Records to use:
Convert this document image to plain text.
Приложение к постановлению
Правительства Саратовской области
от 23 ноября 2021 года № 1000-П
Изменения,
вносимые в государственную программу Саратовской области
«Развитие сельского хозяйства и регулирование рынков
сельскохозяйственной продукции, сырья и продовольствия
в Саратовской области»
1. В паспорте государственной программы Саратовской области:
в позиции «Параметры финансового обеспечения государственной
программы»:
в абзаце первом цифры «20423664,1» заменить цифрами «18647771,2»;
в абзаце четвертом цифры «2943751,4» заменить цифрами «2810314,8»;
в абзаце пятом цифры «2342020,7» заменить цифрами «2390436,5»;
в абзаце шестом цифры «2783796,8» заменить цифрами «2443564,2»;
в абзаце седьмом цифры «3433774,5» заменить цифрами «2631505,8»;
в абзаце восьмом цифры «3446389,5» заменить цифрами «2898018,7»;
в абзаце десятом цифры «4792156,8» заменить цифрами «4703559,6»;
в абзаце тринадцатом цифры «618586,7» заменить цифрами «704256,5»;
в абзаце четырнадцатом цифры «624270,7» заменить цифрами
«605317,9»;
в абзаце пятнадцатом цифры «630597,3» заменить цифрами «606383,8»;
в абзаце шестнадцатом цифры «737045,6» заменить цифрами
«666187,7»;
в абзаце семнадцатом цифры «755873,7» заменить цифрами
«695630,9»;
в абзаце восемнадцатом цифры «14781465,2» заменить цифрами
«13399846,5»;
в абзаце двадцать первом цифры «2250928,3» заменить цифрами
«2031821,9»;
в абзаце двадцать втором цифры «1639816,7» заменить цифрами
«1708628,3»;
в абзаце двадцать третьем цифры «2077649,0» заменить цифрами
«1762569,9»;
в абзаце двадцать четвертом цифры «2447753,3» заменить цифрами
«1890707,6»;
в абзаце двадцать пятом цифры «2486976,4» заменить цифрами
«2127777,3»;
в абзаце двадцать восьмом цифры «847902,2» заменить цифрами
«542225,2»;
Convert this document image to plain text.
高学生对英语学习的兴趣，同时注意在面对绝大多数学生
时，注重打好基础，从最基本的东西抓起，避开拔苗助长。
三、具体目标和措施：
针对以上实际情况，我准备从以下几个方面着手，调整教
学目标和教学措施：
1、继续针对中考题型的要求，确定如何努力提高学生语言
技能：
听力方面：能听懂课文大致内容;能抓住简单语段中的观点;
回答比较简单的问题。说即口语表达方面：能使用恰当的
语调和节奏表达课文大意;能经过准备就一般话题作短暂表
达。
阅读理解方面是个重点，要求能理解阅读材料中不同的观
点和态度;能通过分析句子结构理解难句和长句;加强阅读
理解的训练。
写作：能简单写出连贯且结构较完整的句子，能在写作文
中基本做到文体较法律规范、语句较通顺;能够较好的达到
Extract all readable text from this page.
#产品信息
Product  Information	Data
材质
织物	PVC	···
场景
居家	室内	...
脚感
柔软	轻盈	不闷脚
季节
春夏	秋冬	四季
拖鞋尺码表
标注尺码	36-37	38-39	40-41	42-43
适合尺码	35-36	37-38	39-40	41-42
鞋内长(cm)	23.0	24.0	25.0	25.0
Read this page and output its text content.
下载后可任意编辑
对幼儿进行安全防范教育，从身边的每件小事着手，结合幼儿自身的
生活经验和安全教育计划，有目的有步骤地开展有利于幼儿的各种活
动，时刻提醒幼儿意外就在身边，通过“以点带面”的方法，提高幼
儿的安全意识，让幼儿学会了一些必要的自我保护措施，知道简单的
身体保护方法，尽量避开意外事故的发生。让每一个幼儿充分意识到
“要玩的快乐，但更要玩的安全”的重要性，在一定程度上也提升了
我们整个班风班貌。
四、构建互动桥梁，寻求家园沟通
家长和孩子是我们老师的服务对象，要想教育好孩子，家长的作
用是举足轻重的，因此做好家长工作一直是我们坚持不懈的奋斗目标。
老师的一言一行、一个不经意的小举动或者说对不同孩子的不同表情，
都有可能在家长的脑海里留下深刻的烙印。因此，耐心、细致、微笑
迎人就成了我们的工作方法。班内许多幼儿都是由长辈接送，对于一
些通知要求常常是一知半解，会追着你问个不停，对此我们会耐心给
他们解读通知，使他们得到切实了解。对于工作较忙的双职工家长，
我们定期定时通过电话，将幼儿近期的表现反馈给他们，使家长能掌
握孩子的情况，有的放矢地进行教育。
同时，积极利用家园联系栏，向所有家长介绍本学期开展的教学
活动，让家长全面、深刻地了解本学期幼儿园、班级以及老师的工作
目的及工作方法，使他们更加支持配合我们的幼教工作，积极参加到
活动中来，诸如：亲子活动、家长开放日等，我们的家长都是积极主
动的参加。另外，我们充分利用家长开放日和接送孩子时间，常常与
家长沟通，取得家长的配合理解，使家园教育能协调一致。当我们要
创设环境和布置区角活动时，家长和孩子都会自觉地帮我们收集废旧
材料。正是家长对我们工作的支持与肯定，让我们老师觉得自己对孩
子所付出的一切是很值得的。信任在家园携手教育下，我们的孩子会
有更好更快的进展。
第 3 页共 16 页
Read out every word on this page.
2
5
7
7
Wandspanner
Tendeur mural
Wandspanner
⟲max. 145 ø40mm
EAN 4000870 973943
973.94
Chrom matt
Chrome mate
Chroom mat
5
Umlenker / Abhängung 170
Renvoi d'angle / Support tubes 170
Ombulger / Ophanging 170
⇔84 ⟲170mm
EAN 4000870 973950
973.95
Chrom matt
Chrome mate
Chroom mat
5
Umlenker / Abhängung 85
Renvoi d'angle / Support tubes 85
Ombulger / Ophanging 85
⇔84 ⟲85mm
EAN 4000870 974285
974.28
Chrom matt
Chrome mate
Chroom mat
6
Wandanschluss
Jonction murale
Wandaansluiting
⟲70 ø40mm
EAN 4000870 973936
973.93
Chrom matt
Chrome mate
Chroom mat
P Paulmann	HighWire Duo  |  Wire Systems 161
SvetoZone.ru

The exercise:
Each record above should be restated word for word.

Task result:
Convert this document image to plain text.
Приложение к постановлению
Правительства Саратовской области
от 23 ноября 2021 года № 1000-П
Изменения,
вносимые в государственную программу Саратовской области
«Развитие сельского хозяйства и регулирование рынков
сельскохозяйственной продукции, сырья и продовольствия
в Саратовской области»
1. В паспорте государственной программы Саратовской области:
в позиции «Параметры финансового обеспечения государственной
программы»:
в абзаце первом цифры «20423664,1» заменить цифрами «18647771,2»;
в абзаце четвертом цифры «2943751,4» заменить цифрами «2810314,8»;
в абзаце пятом цифры «2342020,7» заменить цифрами «2390436,5»;
в абзаце шестом цифры «2783796,8» заменить цифрами «2443564,2»;
в абзаце седьмом цифры «3433774,5» заменить цифрами «2631505,8»;
в абзаце восьмом цифры «3446389,5» заменить цифрами «2898018,7»;
в абзаце десятом цифры «4792156,8» заменить цифрами «4703559,6»;
в абзаце тринадцатом цифры «618586,7» заменить цифрами «704256,5»;
в абзаце четырнадцатом цифры «624270,7» заменить цифрами
«605317,9»;
в абзаце пятнадцатом цифры «630597,3» заменить цифрами «606383,8»;
в абзаце шестнадцатом цифры «737045,6» заменить цифрами
«666187,7»;
в абзаце семнадцатом цифры «755873,7» заменить цифрами
«695630,9»;
в абзаце восемнадцатом цифры «14781465,2» заменить цифрами
«13399846,5»;
в абзаце двадцать первом цифры «2250928,3» заменить цифрами
«2031821,9»;
в абзаце двадцать втором цифры «1639816,7» заменить цифрами
«1708628,3»;
в абзаце двадцать третьем цифры «2077649,0» заменить цифрами
«1762569,9»;
в абзаце двадцать четвертом цифры «2447753,3» заменить цифрами
«1890707,6»;
в абзаце двадцать пятом цифры «2486976,4» заменить цифрами
«2127777,3»;
в абзаце двадцать восьмом цифры «847902,2» заменить цифрами
«542225,2»;
Convert this document image to plain text.
高学生对英语学习的兴趣，同时注意在面对绝大多数学生
时，注重打好基础，从最基本的东西抓起，避开拔苗助长。
三、具体目标和措施：
针对以上实际情况，我准备从以下几个方面着手，调整教
学目标和教学措施：
1、继续针对中考题型的要求，确定如何努力提高学生语言
技能：
听力方面：能听懂课文大致内容;能抓住简单语段中的观点;
回答比较简单的问题。说即口语表达方面：能使用恰当的
语调和节奏表达课文大意;能经过准备就一般话题作短暂表
达。
阅读理解方面是个重点，要求能理解阅读材料中不同的观
点和态度;能通过分析句子结构理解难句和长句;加强阅读
理解的训练。
写作：能简单写出连贯且结构较完整的句子，能在写作文
中基本做到文体较法律规范、语句较通顺;能够较好的达到
Extract all readable text from this page.
#产品信息
Product  Information	Data
材质
织物	PVC	···
场景
居家	室内	...
脚感
柔软	轻盈	不闷脚
季节
春夏	秋冬	四季
拖鞋尺码表
标注尺码	36-37	38-39	40-41	42-43
适合尺码	35-36	37-38	39-40	41-42
鞋内长(cm)	23.0	24.0	25.0	25.0
Read this page and output its text content.
下载后可任意编辑
对幼儿进行安全防范教育，从身边的每件小事着手，结合幼儿自身的
生活经验和安全教育计划，有目的有步骤地开展有利于幼儿的各种活
动，时刻提醒幼儿意外就在身边，通过“以点带面”的方法，提高幼
儿的安全意识，让幼儿学会了一些必要的自我保护措施，知道简单的
身体保护方法，尽量避开意外事故的发生。让每一个幼儿充分意识到
“要玩的快乐，但更要玩的安全”的重要性，在一定程度上也提升了
我们整个班风班貌。
四、构建互动桥梁，寻求家园沟通
家长和孩子是我们老师的服务对象，要想教育好孩子，家长的作
用是举足轻重的，因此做好家长工作一直是我们坚持不懈的奋斗目标。
老师的一言一行、一个不经意的小举动或者说对不同孩子的不同表情，
都有可能在家长的脑海里留下深刻的烙印。因此，耐心、细致、微笑
迎人就成了我们的工作方法。班内许多幼儿都是由长辈接送，对于一
些通知要求常常是一知半解，会追着你问个不停，对此我们会耐心给
他们解读通知，使他们得到切实了解。对于工作较忙的双职工家长，
我们定期定时通过电话，将幼儿近期的表现反馈给他们，使家长能掌
握孩子的情况，有的放矢地进行教育。
同时，积极利用家园联系栏，向所有家长介绍本学期开展的教学
活动，让家长全面、深刻地了解本学期幼儿园、班级以及老师的工作
目的及工作方法，使他们更加支持配合我们的幼教工作，积极参加到
活动中来，诸如：亲子活动、家长开放日等，我们的家长都是积极主
动的参加。另外，我们充分利用家长开放日和接送孩子时间，常常与
家长沟通，取得家长的配合理解，使家园教育能协调一致。当我们要
创设环境和布置区角活动时，家长和孩子都会自觉地帮我们收集废旧
材料。正是家长对我们工作的支持与肯定，让我们老师觉得自己对孩
子所付出的一切是很值得的。信任在家园携手教育下，我们的孩子会
有更好更快的进展。
第 3 页共 16 页
Read out every word on this page.
2
5
7
7
Wandspanner
Tendeur mural
Wandspanner
⟲max. 145 ø40mm
EAN 4000870 973943
973.94
Chrom matt
Chrome mate
Chroom mat
5
Umlenker / Abhängung 170
Renvoi d'angle / Support tubes 170
Ombulger / Ophanging 170
⇔84 ⟲170mm
EAN 4000870 973950
973.95
Chrom matt
Chrome mate
Chroom mat
5
Umlenker / Abhängung 85
Renvoi d'angle / Support tubes 85
Ombulger / Ophanging 85
⇔84 ⟲85mm
EAN 4000870 974285
974.28
Chrom matt
Chrome mate
Chroom mat
6
Wandanschluss
Jonction murale
Wandaansluiting
⟲70 ø40mm
EAN 4000870 973936
973.93
Chrom matt
Chrome mate
Chroom mat
P Paulmann	HighWire Duo  |  Wire Systems 161
SvetoZone.ru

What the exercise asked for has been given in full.